# Data entries
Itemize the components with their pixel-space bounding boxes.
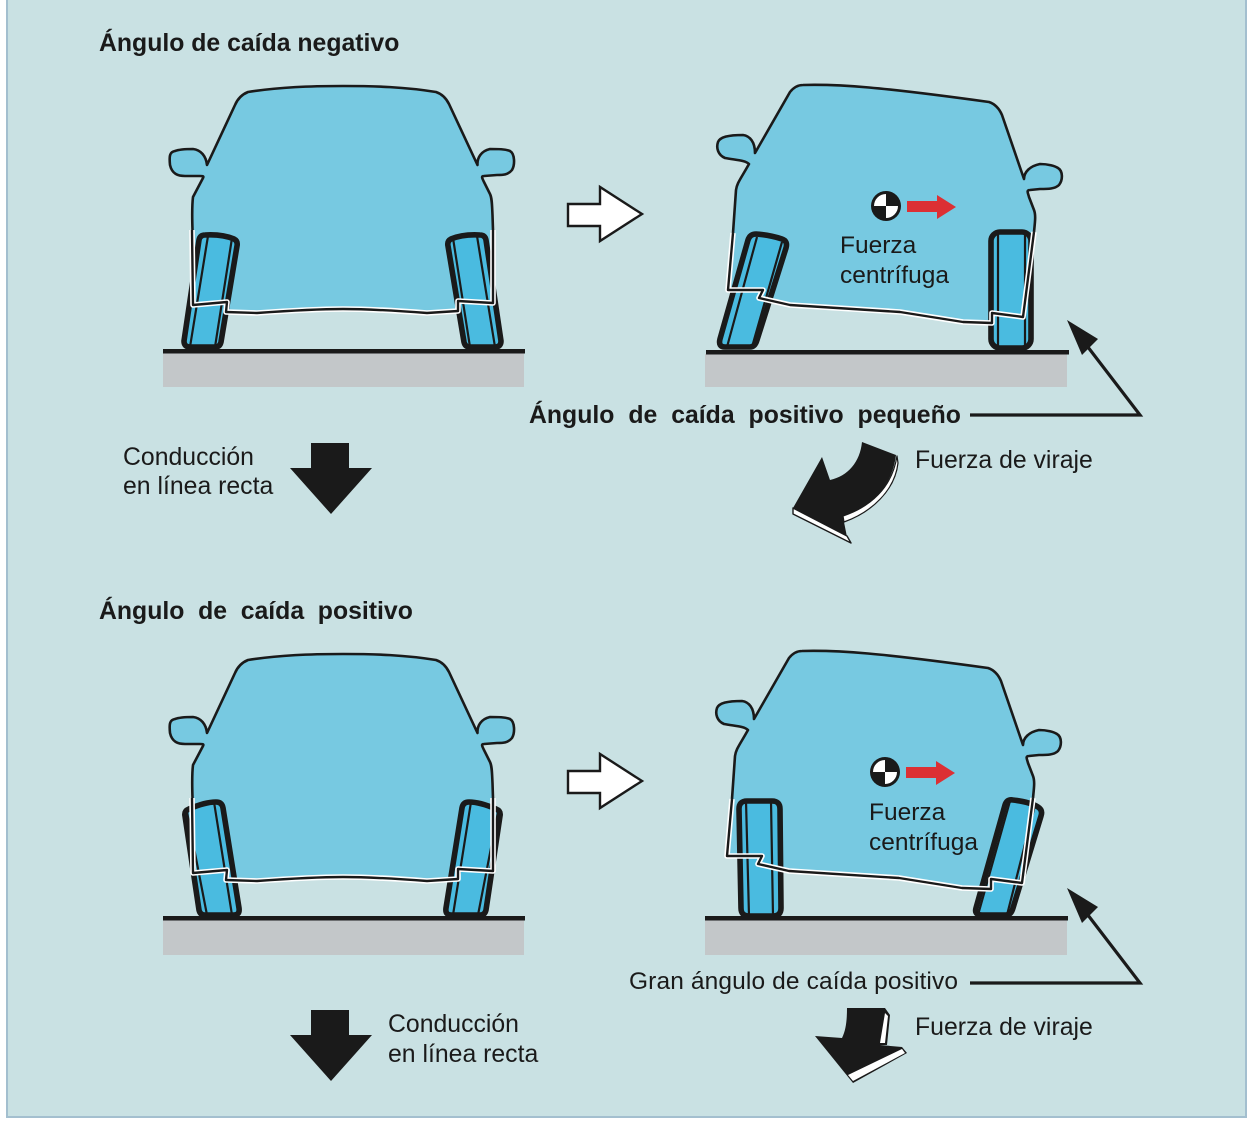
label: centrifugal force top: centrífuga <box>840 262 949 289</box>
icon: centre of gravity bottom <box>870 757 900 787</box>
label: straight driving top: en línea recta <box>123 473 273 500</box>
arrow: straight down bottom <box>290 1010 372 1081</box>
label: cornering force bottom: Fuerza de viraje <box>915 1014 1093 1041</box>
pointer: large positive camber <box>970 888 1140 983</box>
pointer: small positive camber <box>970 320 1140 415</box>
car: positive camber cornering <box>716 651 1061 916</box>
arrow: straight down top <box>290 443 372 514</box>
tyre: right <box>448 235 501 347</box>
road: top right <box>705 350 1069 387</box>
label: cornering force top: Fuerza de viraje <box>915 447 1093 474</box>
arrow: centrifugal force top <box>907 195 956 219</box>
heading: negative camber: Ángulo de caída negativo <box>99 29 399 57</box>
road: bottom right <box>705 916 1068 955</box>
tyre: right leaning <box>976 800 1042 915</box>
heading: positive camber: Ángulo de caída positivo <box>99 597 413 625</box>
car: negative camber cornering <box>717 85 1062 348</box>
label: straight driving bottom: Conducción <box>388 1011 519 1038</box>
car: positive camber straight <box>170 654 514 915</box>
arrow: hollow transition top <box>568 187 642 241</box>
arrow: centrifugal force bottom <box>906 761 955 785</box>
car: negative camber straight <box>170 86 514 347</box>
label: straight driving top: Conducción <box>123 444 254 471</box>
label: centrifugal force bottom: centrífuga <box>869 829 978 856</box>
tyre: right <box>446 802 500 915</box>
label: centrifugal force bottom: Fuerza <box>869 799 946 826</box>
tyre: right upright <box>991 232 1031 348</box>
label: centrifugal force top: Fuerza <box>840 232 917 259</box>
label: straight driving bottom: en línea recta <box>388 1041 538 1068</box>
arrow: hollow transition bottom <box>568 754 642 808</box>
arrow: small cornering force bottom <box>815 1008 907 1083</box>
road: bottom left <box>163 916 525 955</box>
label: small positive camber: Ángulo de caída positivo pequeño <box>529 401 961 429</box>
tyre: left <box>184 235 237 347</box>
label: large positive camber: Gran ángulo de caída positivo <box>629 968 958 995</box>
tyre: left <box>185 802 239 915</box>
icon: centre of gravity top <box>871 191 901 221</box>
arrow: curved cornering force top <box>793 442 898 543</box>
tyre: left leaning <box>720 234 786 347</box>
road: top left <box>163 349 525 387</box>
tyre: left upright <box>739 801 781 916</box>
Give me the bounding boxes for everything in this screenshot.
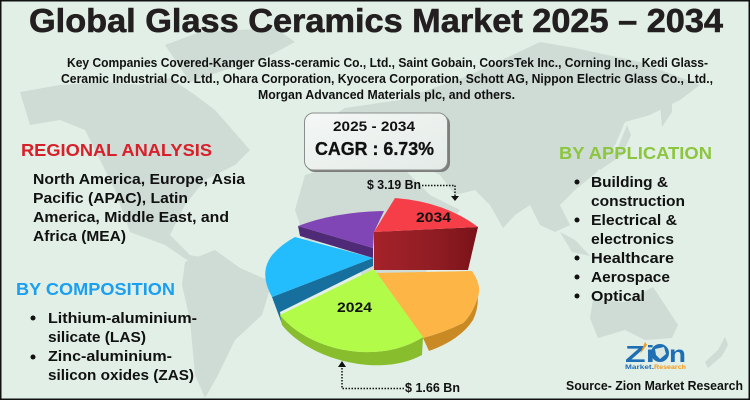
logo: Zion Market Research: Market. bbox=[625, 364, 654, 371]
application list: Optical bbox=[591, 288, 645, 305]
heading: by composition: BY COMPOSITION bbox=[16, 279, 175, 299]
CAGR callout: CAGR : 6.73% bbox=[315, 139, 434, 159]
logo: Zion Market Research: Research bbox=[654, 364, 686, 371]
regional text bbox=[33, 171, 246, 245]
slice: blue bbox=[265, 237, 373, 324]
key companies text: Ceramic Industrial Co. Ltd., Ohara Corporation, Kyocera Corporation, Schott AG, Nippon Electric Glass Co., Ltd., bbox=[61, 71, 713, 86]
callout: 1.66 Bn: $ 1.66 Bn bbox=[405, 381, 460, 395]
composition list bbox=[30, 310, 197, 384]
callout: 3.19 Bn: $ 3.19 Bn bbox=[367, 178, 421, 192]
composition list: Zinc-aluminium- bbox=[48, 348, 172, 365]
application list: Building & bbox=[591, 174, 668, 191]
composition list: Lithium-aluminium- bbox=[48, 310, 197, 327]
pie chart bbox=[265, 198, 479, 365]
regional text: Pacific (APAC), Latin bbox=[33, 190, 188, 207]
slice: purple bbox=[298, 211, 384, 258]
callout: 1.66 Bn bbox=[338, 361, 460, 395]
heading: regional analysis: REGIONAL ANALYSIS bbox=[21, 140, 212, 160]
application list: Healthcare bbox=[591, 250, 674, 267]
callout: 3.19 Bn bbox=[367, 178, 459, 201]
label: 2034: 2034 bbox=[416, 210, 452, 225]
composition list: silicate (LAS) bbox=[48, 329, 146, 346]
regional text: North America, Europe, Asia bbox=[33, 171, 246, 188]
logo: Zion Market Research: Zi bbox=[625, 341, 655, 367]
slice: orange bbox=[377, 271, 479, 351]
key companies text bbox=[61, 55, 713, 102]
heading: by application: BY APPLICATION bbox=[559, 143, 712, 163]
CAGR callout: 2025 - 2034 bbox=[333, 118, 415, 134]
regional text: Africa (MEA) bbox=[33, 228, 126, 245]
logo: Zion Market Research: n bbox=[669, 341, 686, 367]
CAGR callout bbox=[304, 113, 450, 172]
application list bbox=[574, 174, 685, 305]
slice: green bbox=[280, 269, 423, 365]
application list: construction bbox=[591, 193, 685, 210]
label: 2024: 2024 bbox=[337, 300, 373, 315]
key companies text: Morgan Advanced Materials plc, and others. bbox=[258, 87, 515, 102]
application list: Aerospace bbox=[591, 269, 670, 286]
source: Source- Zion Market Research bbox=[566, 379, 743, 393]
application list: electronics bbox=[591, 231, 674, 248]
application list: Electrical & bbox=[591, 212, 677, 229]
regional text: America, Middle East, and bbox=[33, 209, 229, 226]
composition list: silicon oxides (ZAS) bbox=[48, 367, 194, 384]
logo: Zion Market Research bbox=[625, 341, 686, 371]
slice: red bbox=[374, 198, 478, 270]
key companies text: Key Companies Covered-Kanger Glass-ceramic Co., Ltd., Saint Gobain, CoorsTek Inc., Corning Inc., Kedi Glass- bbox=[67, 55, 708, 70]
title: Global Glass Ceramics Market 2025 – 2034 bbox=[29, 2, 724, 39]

# Problem description
Please copy out every row above word for word, leaving the pictures out of your answer.

# Full solution
Itemize the components with their pixel-space bounding boxes.
label: centrifugal force top: centrífuga <box>840 262 949 289</box>
icon: centre of gravity bottom <box>870 757 900 787</box>
label: straight driving top: en línea recta <box>123 473 273 500</box>
arrow: straight down bottom <box>290 1010 372 1081</box>
label: cornering force bottom: Fuerza de viraje <box>915 1014 1093 1041</box>
pointer: large positive camber <box>970 888 1140 983</box>
pointer: small positive camber <box>970 320 1140 415</box>
car: positive camber cornering <box>716 651 1061 916</box>
arrow: straight down top <box>290 443 372 514</box>
tyre: right <box>448 235 501 347</box>
road: top right <box>705 350 1069 387</box>
label: cornering force top: Fuerza de viraje <box>915 447 1093 474</box>
arrow: centrifugal force top <box>907 195 956 219</box>
heading: negative camber: Ángulo de caída negativo <box>99 29 399 57</box>
road: bottom right <box>705 916 1068 955</box>
tyre: right leaning <box>976 800 1042 915</box>
heading: positive camber: Ángulo de caída positivo <box>99 597 413 625</box>
car: negative camber cornering <box>717 85 1062 348</box>
label: straight driving bottom: Conducción <box>388 1011 519 1038</box>
car: positive camber straight <box>170 654 514 915</box>
arrow: hollow transition top <box>568 187 642 241</box>
arrow: centrifugal force bottom <box>906 761 955 785</box>
car: negative camber straight <box>170 86 514 347</box>
label: straight driving top: Conducción <box>123 444 254 471</box>
label: centrifugal force bottom: centrífuga <box>869 829 978 856</box>
tyre: right <box>446 802 500 915</box>
label: centrifugal force bottom: Fuerza <box>869 799 946 826</box>
tyre: right upright <box>991 232 1031 348</box>
label: centrifugal force top: Fuerza <box>840 232 917 259</box>
label: straight driving bottom: en línea recta <box>388 1041 538 1068</box>
arrow: hollow transition bottom <box>568 754 642 808</box>
arrow: small cornering force bottom <box>815 1008 907 1083</box>
road: bottom left <box>163 916 525 955</box>
label: small positive camber: Ángulo de caída positivo pequeño <box>529 401 961 429</box>
tyre: left <box>184 235 237 347</box>
label: large positive camber: Gran ángulo de caída positivo <box>629 968 958 995</box>
tyre: left <box>185 802 239 915</box>
icon: centre of gravity top <box>871 191 901 221</box>
arrow: curved cornering force top <box>793 442 898 543</box>
tyre: left leaning <box>720 234 786 347</box>
road: top left <box>163 349 525 387</box>
tyre: left upright <box>739 801 781 916</box>
Give me the bounding boxes for everything in this screenshot.
logo: Zion Market Research: Market. bbox=[625, 364, 654, 371]
application list: Optical bbox=[591, 288, 645, 305]
heading: by composition: BY COMPOSITION bbox=[16, 279, 175, 299]
CAGR callout: CAGR : 6.73% bbox=[315, 139, 434, 159]
logo: Zion Market Research: Research bbox=[654, 364, 686, 371]
regional text bbox=[33, 171, 246, 245]
slice: blue bbox=[265, 237, 373, 324]
key companies text: Ceramic Industrial Co. Ltd., Ohara Corporation, Kyocera Corporation, Schott AG, Nippon Electric Glass Co., Ltd., bbox=[61, 71, 713, 86]
callout: 1.66 Bn: $ 1.66 Bn bbox=[405, 381, 460, 395]
composition list bbox=[30, 310, 197, 384]
callout: 3.19 Bn: $ 3.19 Bn bbox=[367, 178, 421, 192]
composition list: Zinc-aluminium- bbox=[48, 348, 172, 365]
application list: Building & bbox=[591, 174, 668, 191]
composition list: Lithium-aluminium- bbox=[48, 310, 197, 327]
pie chart bbox=[265, 198, 479, 365]
regional text: Pacific (APAC), Latin bbox=[33, 190, 188, 207]
slice: purple bbox=[298, 211, 384, 258]
callout: 1.66 Bn bbox=[338, 361, 460, 395]
heading: regional analysis: REGIONAL ANALYSIS bbox=[21, 140, 212, 160]
application list: Healthcare bbox=[591, 250, 674, 267]
callout: 3.19 Bn bbox=[367, 178, 459, 201]
label: 2034: 2034 bbox=[416, 210, 452, 225]
composition list: silicate (LAS) bbox=[48, 329, 146, 346]
regional text: North America, Europe, Asia bbox=[33, 171, 246, 188]
logo: Zion Market Research: Zi bbox=[625, 341, 655, 367]
slice: orange bbox=[377, 271, 479, 351]
key companies text bbox=[61, 55, 713, 102]
heading: by application: BY APPLICATION bbox=[559, 143, 712, 163]
CAGR callout: 2025 - 2034 bbox=[333, 118, 415, 134]
regional text: Africa (MEA) bbox=[33, 228, 126, 245]
logo: Zion Market Research: n bbox=[669, 341, 686, 367]
CAGR callout bbox=[304, 113, 450, 172]
application list bbox=[574, 174, 685, 305]
slice: green bbox=[280, 269, 423, 365]
application list: construction bbox=[591, 193, 685, 210]
label: 2024: 2024 bbox=[337, 300, 373, 315]
key companies text: Morgan Advanced Materials plc, and others. bbox=[258, 87, 515, 102]
application list: Aerospace bbox=[591, 269, 670, 286]
source: Source- Zion Market Research bbox=[566, 379, 743, 393]
application list: electronics bbox=[591, 231, 674, 248]
application list: Electrical & bbox=[591, 212, 677, 229]
regional text: America, Middle East, and bbox=[33, 209, 229, 226]
composition list: silicon oxides (ZAS) bbox=[48, 367, 194, 384]
logo: Zion Market Research bbox=[625, 341, 686, 371]
slice: red bbox=[374, 198, 478, 270]
key companies text: Key Companies Covered-Kanger Glass-ceramic Co., Ltd., Saint Gobain, CoorsTek Inc., Corning Inc., Kedi Glass- bbox=[67, 55, 708, 70]
title: Global Glass Ceramics Market 2025 – 2034 bbox=[29, 2, 724, 39]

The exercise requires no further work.